• [YOUR OBJECTIVE]:
Carry none of the pictures over; set down the material below exactly.

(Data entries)
■ ■ ■ ■ ■
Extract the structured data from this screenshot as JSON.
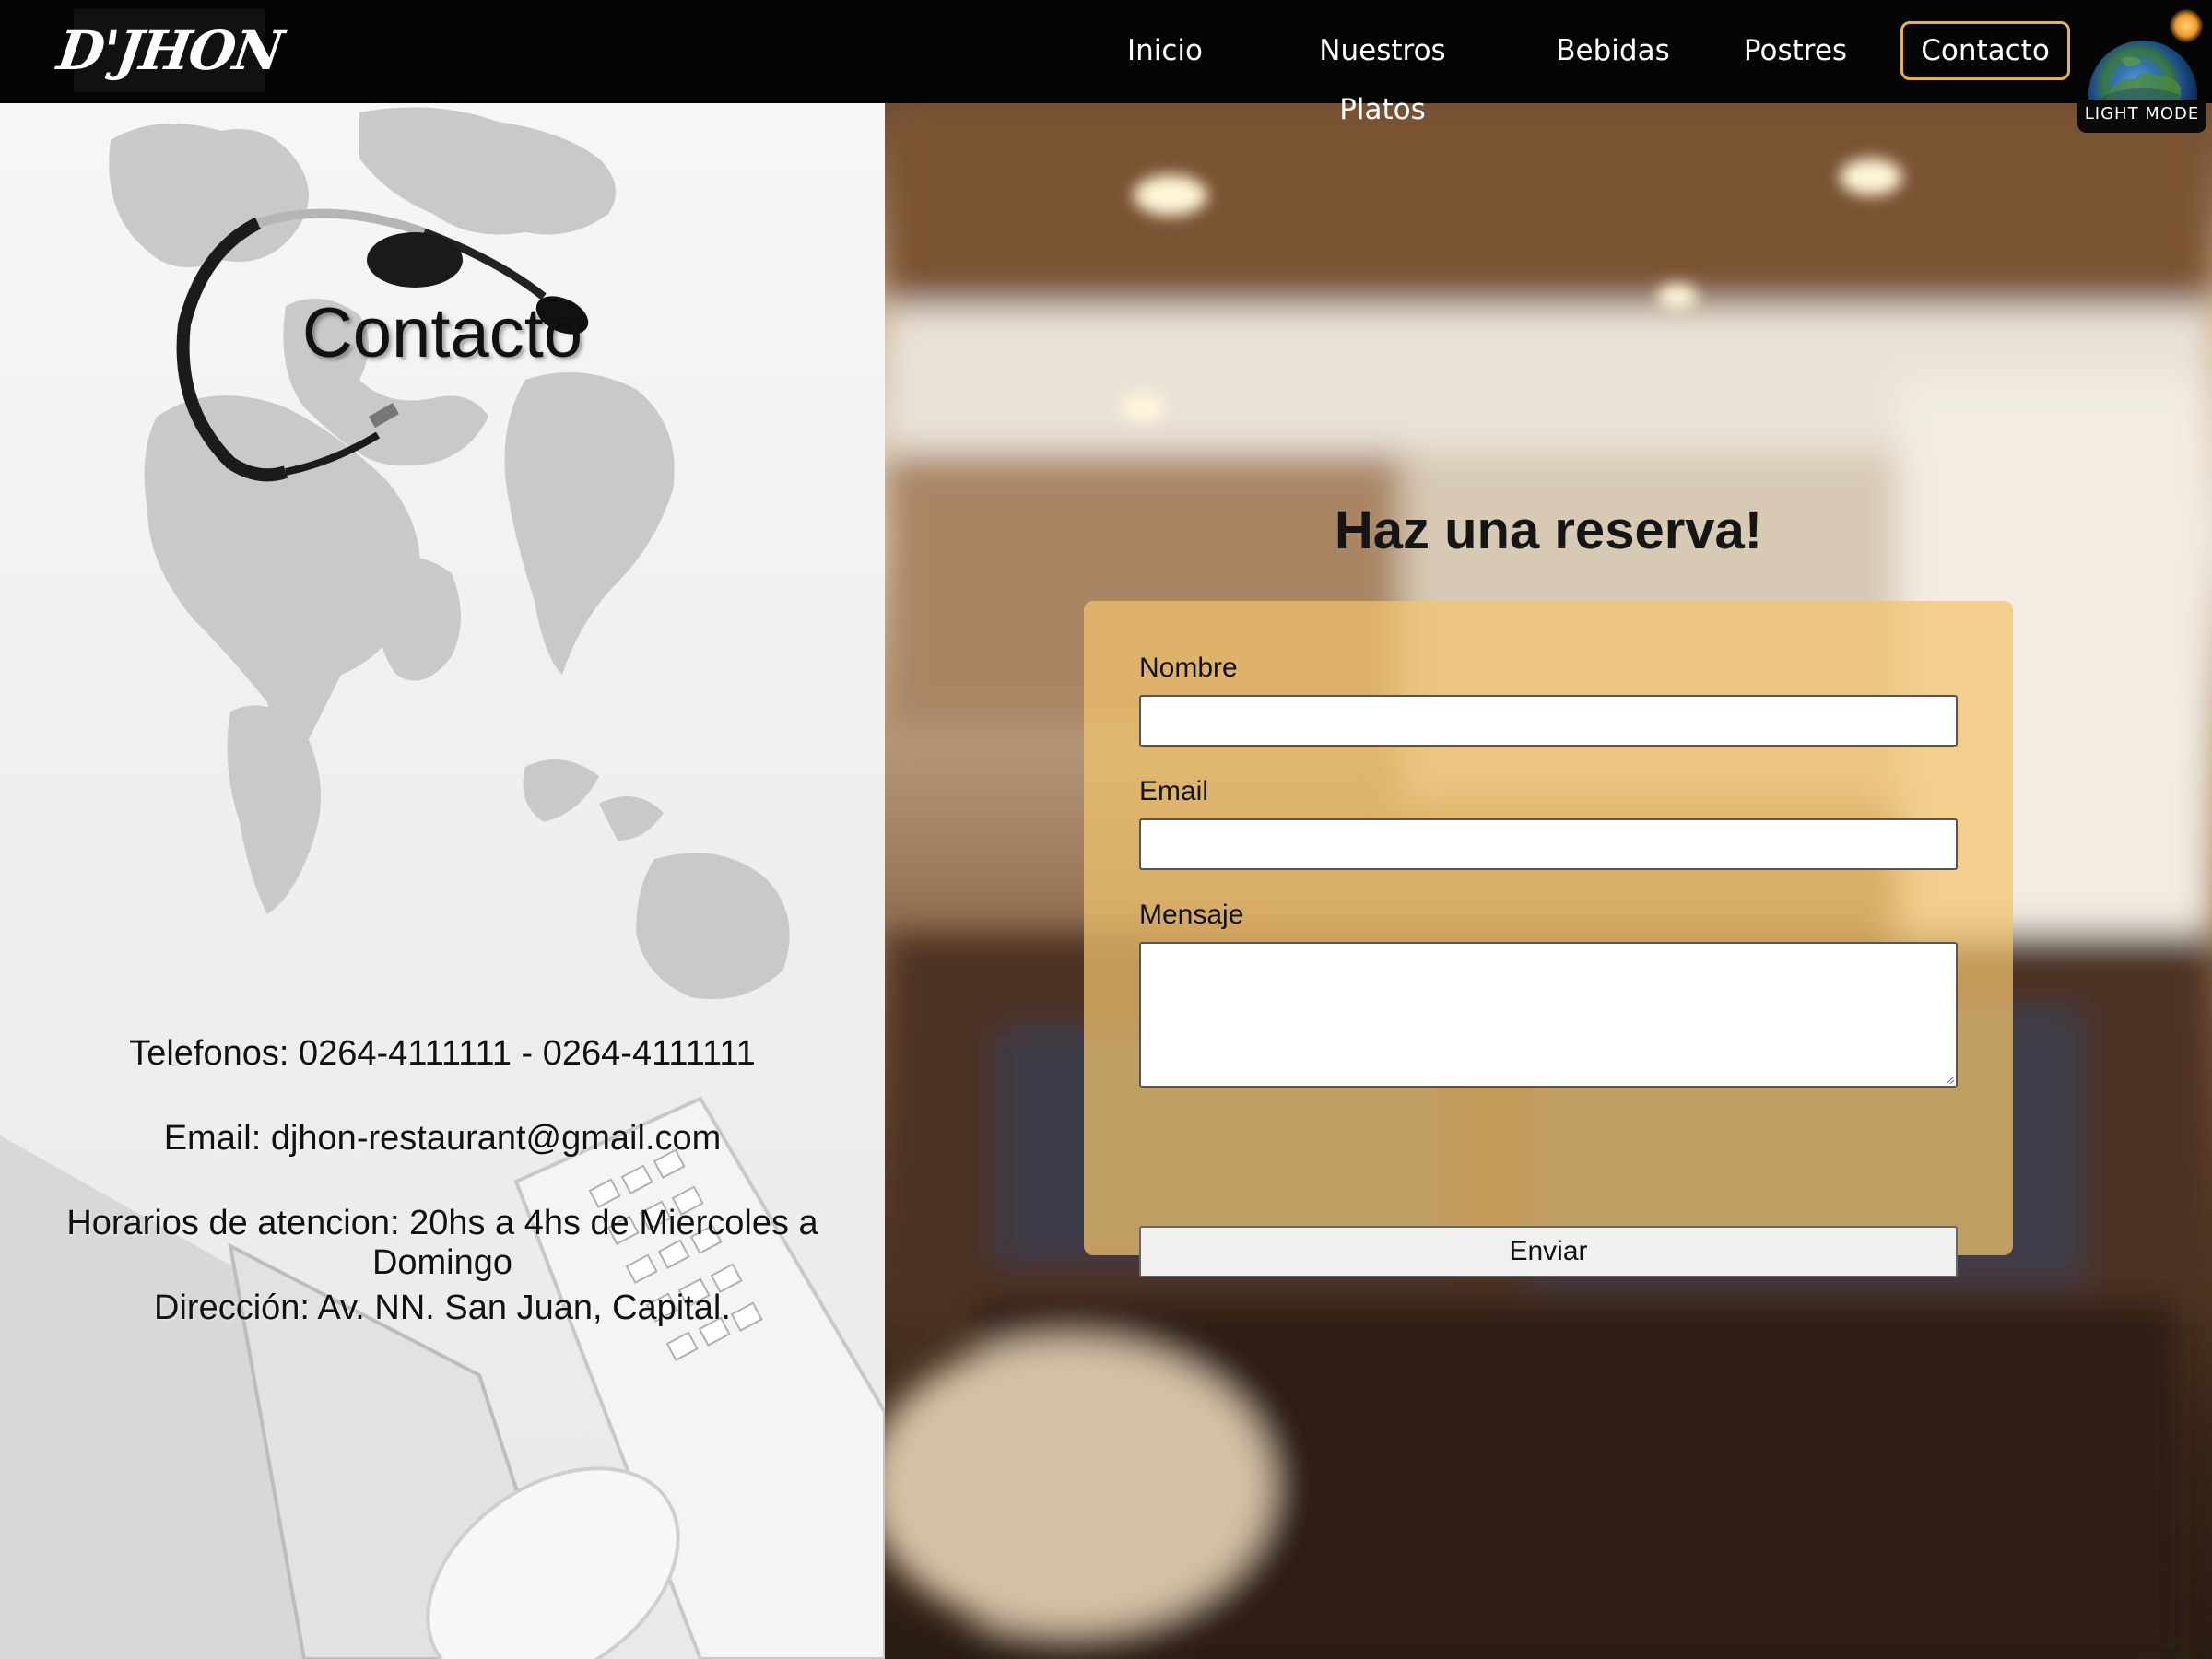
{
  "brand": {
    "logo_text": "D'JHON"
  },
  "nav": {
    "items": [
      {
        "label": "Inicio"
      },
      {
        "label": "Nuestros Platos"
      },
      {
        "label": "Bebidas"
      },
      {
        "label": "Postres"
      },
      {
        "label": "Contacto",
        "active": true
      }
    ],
    "theme_toggle_label": "LIGHT MODE"
  },
  "contact": {
    "title": "Contacto",
    "phones": "Telefonos: 0264-4111111 - 0264-4111111",
    "email": "Email: djhon-restaurant@gmail.com",
    "hours": "Horarios de atencion: 20hs a 4hs de Miercoles a Domingo",
    "address": "Dirección: Av. NN. San Juan, Capital."
  },
  "reservation": {
    "title": "Haz una reserva!",
    "fields": {
      "name_label": "Nombre",
      "name_value": "",
      "email_label": "Email",
      "email_value": "",
      "message_label": "Mensaje",
      "message_value": ""
    },
    "submit_label": "Enviar"
  },
  "colors": {
    "nav_background": "#050505",
    "active_nav_border": "#e8b24a",
    "form_card": "#f2c46e"
  }
}
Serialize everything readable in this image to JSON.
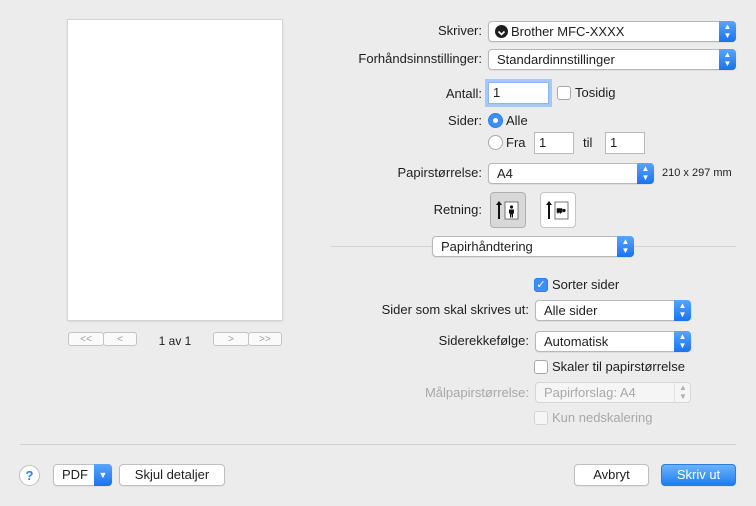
■ ■ ■ ■ ■
• [EXPECTED ANSWER]:
Extract the structured data from this screenshot as JSON.
{
  "brand": {
    "logo_text": "D'JHON"
  },
  "nav": {
    "items": [
      {
        "label": "Inicio"
      },
      {
        "label": "Nuestros Platos"
      },
      {
        "label": "Bebidas"
      },
      {
        "label": "Postres"
      },
      {
        "label": "Contacto",
        "active": true
      }
    ],
    "theme_toggle_label": "LIGHT MODE"
  },
  "contact": {
    "title": "Contacto",
    "phones": "Telefonos: 0264-4111111 - 0264-4111111",
    "email": "Email: djhon-restaurant@gmail.com",
    "hours": "Horarios de atencion: 20hs a 4hs de Miercoles a Domingo",
    "address": "Dirección: Av. NN. San Juan, Capital."
  },
  "reservation": {
    "title": "Haz una reserva!",
    "fields": {
      "name_label": "Nombre",
      "name_value": "",
      "email_label": "Email",
      "email_value": "",
      "message_label": "Mensaje",
      "message_value": ""
    },
    "submit_label": "Enviar"
  },
  "colors": {
    "nav_background": "#050505",
    "active_nav_border": "#e8b24a",
    "form_card": "#f2c46e"
  }
}
Serialize everything readable in this image to JSON.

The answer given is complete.